**Text block**.
────────────────────

Stevan Stošić (Serbian Cyrillic: Стеван Cтoшић; born 9 August 1984) is a Serbian retired footballer who played as a midfielder.

Football career
Born in Kruševac, Socialist Federative Republic of Yugoslavia, Stošić started playing for local FK Napredak Kruševac in the second division. His top flight debuts were made in the 2005–06 season, with OFK Beograd.

In August 2006, Stošić moved to Spain and signed with Málaga CF in the second level. Scarcely used, he would be loaned in the 2007–08 campaign to another team in the country and category, Racing de Ferrol. However, in March 2008, without having made any league appearances, he was released by the Galicians.

Returning to Málaga in July 2008, Stošić found himself surplus to requirements but, unable to find a new club, remained for 2008–09. He was finally released in early April 2009, after failing to turn up for training with the B-side.

After more than one year out of competitive football, Stošić signed with Montenegro's FK Mogren. He subsequently returned to his country, first with former team Napredak then FK Novi Pazar.

────────────────────

**Material provided**.
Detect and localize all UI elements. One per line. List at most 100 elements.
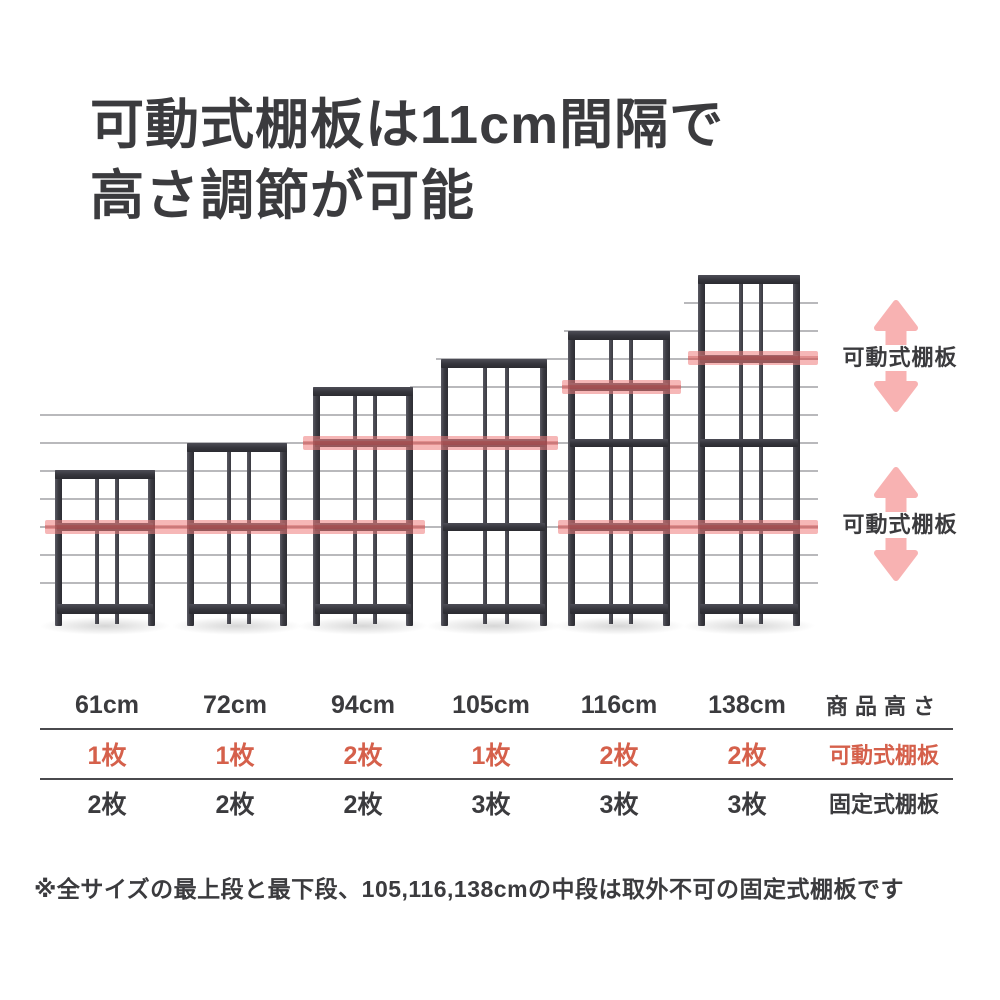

────────────────────

**Written tasks**.
**1.** Answer these questions from the Stošić biography:
(a) With which club did Stošić make his top-flight debut?
(b) Which team had him on loan in the 2007–08 campaign?
(c) Which club in Montenegro did he sign with after more than a year out of competitive football?
**2.** Reproduce the Stošić biography word for word from "Football career" to "with the B-side.".
The listing has no connection to the Stošić biography.

**Results of the exercise**.
**1.**
(a) OFK Beograd
(b) Racing de Ferrol
(c) FK Mogren

**2.**
Football career
Born in Kruševac, Socialist Federative Republic of Yugoslavia, Stošić started playing for local FK Napredak Kruševac in the second division. His top flight debuts were made in the 2005–06 season, with OFK Beograd.

In August 2006, Stošić moved to Spain and signed with Málaga CF in the second level. Scarcely used, he would be loaned in the 2007–08 campaign to another team in the country and category, Racing de Ferrol. However, in March 2008, without having made any league appearances, he was released by the Galicians.

Returning to Málaga in July 2008, Stošić found himself surplus to requirements but, unable to find a new club, remained for 2008–09. He was finally released in early April 2009, after failing to turn up for training with the B-side.